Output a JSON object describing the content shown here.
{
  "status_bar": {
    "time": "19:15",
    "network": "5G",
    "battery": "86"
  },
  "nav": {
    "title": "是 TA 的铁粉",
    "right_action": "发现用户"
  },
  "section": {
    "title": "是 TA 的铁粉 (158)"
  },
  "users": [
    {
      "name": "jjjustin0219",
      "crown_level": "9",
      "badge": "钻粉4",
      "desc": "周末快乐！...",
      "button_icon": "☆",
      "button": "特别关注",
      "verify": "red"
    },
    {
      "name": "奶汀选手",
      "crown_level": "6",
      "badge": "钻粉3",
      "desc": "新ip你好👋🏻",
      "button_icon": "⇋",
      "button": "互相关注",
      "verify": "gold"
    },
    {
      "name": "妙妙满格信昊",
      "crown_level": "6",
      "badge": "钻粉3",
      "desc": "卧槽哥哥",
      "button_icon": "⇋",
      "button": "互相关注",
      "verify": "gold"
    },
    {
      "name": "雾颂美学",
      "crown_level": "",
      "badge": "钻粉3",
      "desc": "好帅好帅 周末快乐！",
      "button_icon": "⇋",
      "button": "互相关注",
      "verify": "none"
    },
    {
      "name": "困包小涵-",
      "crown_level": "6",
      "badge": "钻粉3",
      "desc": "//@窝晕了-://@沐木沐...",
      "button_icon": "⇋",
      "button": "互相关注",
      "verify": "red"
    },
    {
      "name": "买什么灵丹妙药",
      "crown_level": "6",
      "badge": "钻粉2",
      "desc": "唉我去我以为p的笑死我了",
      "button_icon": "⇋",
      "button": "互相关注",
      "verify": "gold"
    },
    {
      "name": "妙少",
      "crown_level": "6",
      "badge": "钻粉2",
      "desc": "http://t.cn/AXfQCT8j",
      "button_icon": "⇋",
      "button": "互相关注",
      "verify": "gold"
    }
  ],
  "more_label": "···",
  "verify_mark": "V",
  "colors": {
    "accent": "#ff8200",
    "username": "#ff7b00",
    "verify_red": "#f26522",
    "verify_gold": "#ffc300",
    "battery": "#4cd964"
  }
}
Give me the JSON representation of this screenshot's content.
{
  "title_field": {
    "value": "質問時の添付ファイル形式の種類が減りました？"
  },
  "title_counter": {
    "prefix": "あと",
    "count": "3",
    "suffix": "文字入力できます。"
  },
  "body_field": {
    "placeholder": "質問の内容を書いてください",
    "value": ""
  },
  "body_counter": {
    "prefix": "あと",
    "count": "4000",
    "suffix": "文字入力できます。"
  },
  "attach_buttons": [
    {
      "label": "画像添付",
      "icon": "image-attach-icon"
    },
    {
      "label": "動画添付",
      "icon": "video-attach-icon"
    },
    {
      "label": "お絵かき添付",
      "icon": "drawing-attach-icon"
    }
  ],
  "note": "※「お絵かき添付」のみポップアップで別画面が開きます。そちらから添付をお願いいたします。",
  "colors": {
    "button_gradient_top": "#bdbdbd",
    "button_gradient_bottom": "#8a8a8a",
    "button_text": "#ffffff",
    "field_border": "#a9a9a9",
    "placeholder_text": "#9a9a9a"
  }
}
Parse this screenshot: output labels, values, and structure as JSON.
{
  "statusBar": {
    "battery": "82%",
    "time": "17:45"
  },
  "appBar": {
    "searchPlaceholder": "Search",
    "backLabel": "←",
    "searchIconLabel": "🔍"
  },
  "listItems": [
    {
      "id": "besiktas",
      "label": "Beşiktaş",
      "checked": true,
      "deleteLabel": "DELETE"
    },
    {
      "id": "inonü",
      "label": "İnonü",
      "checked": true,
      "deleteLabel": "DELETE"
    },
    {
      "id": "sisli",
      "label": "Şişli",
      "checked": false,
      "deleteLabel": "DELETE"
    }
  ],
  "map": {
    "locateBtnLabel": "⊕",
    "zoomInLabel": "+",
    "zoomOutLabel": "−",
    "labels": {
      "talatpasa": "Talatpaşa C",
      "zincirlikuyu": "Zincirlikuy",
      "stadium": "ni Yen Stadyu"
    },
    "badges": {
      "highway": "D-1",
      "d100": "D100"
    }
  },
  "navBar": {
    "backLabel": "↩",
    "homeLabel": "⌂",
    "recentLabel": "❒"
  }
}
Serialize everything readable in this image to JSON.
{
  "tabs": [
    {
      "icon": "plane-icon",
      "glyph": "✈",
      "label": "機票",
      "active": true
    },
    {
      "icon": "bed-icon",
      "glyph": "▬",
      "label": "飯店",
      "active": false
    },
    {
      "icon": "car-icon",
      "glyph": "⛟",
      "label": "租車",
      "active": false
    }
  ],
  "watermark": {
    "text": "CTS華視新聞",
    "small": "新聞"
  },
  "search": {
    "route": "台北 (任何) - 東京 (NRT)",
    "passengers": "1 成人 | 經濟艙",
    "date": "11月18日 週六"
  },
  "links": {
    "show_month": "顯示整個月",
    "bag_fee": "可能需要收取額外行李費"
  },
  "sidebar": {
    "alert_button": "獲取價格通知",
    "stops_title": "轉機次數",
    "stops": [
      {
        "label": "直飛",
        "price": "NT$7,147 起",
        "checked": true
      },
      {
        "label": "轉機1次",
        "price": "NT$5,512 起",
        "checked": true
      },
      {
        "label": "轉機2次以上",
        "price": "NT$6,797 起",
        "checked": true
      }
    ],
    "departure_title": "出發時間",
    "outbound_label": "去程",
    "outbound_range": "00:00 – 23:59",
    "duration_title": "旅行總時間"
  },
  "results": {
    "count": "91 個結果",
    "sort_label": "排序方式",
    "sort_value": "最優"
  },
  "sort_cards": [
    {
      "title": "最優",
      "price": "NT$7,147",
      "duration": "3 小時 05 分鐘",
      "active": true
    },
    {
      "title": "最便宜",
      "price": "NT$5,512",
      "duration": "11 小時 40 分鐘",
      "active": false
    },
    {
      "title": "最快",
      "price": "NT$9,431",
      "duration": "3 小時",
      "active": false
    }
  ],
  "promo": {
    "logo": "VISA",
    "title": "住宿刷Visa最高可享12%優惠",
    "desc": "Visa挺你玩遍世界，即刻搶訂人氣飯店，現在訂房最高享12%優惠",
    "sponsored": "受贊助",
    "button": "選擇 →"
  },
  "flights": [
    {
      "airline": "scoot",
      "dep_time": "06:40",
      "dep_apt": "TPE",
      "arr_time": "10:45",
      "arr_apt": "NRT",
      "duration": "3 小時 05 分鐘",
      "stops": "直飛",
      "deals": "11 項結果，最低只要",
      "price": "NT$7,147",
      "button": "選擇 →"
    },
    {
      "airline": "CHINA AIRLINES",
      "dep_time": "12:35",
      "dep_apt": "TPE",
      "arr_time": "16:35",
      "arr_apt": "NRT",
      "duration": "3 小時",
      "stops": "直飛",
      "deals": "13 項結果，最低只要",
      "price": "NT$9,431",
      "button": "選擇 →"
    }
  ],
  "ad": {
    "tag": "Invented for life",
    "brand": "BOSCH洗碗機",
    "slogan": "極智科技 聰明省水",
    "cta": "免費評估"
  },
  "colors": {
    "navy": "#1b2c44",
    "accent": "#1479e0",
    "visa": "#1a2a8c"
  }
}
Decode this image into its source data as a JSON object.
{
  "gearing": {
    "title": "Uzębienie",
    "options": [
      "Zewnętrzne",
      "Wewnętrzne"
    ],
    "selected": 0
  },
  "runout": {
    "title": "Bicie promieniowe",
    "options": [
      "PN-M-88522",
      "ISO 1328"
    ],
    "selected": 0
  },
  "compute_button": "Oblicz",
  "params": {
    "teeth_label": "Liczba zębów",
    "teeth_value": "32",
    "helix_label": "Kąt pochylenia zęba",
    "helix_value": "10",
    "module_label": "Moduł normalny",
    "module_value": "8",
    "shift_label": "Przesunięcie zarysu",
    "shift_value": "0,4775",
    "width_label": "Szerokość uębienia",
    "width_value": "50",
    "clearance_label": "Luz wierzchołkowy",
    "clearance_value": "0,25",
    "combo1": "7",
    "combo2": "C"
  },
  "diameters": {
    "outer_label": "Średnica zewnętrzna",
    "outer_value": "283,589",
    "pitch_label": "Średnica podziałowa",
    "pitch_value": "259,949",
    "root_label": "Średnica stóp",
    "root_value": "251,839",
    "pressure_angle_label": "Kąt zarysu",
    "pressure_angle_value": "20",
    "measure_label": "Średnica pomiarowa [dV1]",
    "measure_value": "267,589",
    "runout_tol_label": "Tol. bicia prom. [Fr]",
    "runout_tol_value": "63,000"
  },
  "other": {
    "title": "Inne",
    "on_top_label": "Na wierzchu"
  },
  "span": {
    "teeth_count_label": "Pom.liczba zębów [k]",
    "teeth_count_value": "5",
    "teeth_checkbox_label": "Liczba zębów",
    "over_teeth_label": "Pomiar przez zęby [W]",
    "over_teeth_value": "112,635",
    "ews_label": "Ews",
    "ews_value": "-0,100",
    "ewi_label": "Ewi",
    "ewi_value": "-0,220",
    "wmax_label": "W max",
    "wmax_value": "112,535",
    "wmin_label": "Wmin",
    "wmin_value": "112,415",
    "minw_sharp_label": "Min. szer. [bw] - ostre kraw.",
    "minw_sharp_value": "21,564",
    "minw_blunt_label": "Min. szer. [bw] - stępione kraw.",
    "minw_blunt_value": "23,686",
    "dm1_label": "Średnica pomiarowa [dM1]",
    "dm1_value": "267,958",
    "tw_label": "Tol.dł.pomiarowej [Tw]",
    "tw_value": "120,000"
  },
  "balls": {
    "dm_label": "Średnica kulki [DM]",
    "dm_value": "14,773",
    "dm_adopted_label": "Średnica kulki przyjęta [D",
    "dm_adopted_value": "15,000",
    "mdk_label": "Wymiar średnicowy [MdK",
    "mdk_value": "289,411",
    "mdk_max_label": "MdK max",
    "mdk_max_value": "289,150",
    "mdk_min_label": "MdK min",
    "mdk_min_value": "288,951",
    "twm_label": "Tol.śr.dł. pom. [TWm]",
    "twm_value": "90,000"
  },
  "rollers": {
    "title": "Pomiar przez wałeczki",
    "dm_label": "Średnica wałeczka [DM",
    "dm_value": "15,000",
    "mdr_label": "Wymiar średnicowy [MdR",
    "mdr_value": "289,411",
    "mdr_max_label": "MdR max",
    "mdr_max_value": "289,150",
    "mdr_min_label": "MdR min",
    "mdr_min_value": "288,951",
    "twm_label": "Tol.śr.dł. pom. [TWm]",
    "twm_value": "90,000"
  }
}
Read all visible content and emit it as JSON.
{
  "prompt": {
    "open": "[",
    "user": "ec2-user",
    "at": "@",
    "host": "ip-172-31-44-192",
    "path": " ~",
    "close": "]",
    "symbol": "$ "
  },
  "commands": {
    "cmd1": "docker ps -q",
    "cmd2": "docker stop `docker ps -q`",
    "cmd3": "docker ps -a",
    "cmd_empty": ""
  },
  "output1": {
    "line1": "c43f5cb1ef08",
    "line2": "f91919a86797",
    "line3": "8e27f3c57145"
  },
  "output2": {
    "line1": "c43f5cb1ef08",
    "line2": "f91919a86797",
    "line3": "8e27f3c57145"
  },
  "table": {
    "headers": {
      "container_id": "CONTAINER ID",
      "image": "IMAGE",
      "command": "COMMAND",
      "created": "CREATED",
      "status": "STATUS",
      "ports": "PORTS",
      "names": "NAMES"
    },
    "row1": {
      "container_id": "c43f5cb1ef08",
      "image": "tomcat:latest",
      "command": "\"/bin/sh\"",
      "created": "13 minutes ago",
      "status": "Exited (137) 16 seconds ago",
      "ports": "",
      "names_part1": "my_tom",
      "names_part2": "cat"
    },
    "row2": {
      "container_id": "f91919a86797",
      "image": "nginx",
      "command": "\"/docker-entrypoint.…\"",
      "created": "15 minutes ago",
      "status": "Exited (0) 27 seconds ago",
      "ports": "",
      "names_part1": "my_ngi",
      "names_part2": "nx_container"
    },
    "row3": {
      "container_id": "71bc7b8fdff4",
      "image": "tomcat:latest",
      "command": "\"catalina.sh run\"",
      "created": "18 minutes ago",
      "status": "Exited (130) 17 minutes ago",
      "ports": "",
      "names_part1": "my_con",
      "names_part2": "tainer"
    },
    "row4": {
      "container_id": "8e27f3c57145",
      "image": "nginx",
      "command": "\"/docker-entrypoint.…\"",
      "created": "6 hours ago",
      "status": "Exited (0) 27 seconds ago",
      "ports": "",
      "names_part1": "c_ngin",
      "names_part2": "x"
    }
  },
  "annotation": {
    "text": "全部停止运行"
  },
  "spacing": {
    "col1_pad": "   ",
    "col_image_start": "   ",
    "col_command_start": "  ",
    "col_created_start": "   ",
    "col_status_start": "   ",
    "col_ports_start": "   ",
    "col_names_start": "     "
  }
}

++++++

The task.
Pull out all lines in the data above that include "price".

Reply.
        "price": "NT$7,147 起",
        "price": "NT$5,512 起",
        "price": "NT$6,797 起",
      "price": "NT$7,147",
      "price": "NT$5,512",
      "price": "NT$9,431",
      "price": "NT$7,147",
      "price": "NT$9,431",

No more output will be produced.